▸ **Passage to read**
════════

What Is the Software Testing Life Cycle?
The Software Testing Life Cycle (STLC) is a systematic approach to testing that defines the steps and activities performed during each testing phase. Just as software development follows the SDLC (Software Development Life Cycle), testing follows the STLC.
The STLC ensures that testing is organized, thorough, and traceable. It transforms testing from an ad-hoc activity (“let me click around and see if it works”) into a structured process with clear inputs, outputs, and quality criteria.
The Six Phases of STLC
Analysis] --> TP[2. Test
Planning] TP --> TCD[3. Test Case
Design] TCD --> ES[4. Environment
Setup] ES --> TE[5. Test
Execution] TE --> TC[6. Test
Closure] style RA fill:#4CAF50,color:#fff style TP fill:#2196F3,color:#fff style TCD fill:#FF9800,color:#fff style ES fill:#9C27B0,color:#fff style TE fill:#F44336,color:#fff style TC fill:#795548,color:#fff
Phase 1: Requirements Analysis
Objective: Understand what needs to be tested and determine testability.
Entry criteria:
- Requirements document (BRD, SRS, or user stories) is available
- Stakeholders are available for clarification
Activities:
- Review requirements for completeness, clarity, and testability
- Identify types of testing required (functional, performance, security)
- Determine test scope (what is in scope and out of scope)
- Identify automation feasibility for each requirement
- Conduct Three Amigos sessions (Business + Dev + QA) for complex requirements
- Identify gaps, ambiguities, and contradictions in requirements
Deliverables:
- Requirements Traceability Matrix (RTM) — maps requirements to test cases
- List of testable requirements
- Automation feasibility report
- List of questions and clarifications for stakeholders
Exit criteria:
- All requirements reviewed and signed off
- RTM created
- Automation feasibility determined
Phase 2: Test Planning
Objective: Define the testing strategy, scope, effort, and schedule.
Entry criteria:
- Requirements analysis complete
- Project plan and schedule available
Activities:
- Define test strategy (manual vs. automated, testing types)
- Estimate testing effort (time, people, tools)
- Plan test environment requirements
- Identify testing tools needed
- Define roles and responsibilities
- Create risk analysis and mitigation plan
- Define entry and exit criteria for testing
- Estimate budget
Deliverables:
- Test Plan document
- Effort estimation document
- Resource planning document
Exit criteria:
- Test Plan reviewed and approved
- Resources allocated
- Tools and environments identified
Phase 3: Test Case Design
Objective: Create detailed test cases and test data.
Entry criteria:
- Test Plan approved
- Requirements clear and stable
Activities:
- Write test cases based on requirements and acceptance criteria
- Design test data sets (positive, negative, boundary values)
- Create test scripts for automated tests
- Review and prioritize test cases
- Identify reusable test cases from previous projects
- Map test cases to requirements in the RTM
Deliverables:
- Test cases (with steps, expected results, preconditions)

════════

▸ **Material**
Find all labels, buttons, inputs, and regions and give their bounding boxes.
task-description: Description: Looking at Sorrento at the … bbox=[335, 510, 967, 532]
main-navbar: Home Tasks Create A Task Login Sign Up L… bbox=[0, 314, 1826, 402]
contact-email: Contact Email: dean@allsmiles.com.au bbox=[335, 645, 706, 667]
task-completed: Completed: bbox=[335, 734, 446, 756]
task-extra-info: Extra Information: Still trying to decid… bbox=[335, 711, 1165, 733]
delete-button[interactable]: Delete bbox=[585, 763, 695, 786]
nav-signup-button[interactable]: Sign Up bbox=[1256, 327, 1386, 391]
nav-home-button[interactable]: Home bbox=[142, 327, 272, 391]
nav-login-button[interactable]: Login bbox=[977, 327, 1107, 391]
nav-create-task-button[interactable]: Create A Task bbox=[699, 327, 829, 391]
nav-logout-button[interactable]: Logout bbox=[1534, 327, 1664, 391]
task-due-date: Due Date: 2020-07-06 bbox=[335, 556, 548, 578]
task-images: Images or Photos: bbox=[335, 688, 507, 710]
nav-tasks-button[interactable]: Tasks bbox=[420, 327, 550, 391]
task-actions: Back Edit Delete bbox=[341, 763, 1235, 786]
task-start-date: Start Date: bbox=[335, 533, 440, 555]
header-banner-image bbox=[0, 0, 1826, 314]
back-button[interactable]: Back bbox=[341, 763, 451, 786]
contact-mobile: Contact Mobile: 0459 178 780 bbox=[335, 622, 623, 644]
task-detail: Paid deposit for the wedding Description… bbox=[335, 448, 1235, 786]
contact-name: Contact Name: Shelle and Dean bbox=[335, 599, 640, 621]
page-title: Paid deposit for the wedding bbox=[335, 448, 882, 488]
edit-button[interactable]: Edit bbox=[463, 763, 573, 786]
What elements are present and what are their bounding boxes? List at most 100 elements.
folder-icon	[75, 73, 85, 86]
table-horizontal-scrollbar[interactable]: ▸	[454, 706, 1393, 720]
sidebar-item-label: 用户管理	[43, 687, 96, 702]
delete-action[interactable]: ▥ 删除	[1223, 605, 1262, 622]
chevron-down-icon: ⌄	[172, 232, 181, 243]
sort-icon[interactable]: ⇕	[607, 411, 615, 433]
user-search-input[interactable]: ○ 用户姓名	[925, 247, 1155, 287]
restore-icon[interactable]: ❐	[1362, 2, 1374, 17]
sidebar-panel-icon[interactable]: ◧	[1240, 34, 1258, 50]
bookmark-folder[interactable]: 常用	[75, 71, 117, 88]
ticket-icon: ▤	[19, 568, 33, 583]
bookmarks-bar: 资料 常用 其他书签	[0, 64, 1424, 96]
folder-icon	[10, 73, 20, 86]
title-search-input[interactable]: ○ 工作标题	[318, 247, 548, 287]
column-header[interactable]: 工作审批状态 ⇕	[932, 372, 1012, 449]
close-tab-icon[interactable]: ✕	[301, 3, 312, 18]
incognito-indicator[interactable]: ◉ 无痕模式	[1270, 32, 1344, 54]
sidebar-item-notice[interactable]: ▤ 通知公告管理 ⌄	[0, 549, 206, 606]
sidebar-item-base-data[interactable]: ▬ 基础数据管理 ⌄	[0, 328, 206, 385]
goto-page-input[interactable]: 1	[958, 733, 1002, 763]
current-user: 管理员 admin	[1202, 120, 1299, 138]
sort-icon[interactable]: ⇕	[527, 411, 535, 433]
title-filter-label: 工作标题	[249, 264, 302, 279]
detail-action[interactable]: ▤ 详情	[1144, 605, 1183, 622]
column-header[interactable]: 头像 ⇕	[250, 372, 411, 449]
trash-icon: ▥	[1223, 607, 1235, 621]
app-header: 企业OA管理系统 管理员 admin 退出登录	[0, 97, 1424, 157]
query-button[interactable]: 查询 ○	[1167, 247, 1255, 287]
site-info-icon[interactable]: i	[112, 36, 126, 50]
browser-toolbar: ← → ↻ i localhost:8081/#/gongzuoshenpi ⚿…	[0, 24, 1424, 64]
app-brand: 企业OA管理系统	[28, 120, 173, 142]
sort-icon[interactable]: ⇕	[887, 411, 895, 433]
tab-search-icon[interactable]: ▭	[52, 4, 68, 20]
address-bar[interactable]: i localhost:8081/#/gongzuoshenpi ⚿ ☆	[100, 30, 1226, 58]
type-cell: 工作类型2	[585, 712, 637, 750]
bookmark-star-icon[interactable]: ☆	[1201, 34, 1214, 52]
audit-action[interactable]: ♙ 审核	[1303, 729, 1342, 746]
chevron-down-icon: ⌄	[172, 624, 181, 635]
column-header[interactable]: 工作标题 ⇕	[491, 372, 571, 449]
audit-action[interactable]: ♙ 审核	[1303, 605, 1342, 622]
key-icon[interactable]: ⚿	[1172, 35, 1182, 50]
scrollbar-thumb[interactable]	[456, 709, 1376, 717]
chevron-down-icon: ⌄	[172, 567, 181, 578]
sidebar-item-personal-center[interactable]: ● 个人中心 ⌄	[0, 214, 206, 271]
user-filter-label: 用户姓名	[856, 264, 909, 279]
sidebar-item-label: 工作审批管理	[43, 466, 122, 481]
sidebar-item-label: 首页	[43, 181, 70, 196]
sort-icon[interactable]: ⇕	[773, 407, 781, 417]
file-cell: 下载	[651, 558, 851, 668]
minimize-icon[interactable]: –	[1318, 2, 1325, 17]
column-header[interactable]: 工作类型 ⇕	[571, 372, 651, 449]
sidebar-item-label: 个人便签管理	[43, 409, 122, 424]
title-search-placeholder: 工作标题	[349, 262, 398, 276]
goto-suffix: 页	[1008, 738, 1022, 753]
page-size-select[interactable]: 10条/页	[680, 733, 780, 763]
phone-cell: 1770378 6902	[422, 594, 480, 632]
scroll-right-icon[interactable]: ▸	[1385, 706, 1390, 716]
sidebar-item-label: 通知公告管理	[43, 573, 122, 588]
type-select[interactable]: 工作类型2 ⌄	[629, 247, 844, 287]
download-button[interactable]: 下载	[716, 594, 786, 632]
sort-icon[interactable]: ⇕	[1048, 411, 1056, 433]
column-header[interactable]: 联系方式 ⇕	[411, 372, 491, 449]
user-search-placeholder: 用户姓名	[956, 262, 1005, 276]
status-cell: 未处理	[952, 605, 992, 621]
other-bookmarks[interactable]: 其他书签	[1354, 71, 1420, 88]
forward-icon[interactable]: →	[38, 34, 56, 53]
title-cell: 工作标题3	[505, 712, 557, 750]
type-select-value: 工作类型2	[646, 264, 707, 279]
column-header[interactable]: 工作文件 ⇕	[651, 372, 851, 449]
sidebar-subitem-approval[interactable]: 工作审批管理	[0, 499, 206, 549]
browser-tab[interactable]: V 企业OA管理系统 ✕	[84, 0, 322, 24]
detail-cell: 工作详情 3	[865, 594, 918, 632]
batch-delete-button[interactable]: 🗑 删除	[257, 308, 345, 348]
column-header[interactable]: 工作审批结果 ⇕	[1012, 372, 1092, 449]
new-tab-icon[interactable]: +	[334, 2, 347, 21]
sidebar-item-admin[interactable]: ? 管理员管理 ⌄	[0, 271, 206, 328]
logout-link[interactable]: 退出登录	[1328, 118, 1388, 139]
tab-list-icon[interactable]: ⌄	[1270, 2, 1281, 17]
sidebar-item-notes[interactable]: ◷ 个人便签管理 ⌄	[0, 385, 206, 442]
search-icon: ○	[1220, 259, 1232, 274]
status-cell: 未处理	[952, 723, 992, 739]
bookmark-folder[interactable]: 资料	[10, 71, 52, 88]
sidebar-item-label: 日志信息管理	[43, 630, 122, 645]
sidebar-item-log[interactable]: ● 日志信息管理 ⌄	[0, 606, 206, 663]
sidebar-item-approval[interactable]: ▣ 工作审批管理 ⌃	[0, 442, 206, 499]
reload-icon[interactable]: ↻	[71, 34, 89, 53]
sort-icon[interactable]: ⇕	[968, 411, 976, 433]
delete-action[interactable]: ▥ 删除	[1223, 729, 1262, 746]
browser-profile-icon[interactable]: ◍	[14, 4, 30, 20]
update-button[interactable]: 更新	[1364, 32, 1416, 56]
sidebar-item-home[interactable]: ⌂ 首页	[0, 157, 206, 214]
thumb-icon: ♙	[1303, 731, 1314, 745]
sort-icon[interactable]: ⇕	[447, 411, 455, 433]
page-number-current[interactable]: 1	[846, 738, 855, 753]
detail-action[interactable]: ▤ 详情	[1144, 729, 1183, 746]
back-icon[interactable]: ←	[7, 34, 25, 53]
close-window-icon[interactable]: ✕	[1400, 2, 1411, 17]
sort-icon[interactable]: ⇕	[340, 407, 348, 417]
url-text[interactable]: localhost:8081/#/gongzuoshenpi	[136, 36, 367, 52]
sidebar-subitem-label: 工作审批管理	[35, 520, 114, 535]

════════

▸ **Required task**
Write out the part of the software testing life cycle text starting at "The Software Testing Life Cycle (STLC)" and ending at "and quality criteria.".

▸ **The reply**
The Software Testing Life Cycle (STLC) is a systematic approach to testing that defines the steps and activities performed during each testing phase. Just as software development follows the SDLC (Software Development Life Cycle), testing follows the STLC.
The STLC ensures that testing is organized, thorough, and traceable. It transforms testing from an ad-hoc activity (“let me click around and see if it works”) into a structured process with clear inputs, outputs, and quality criteria.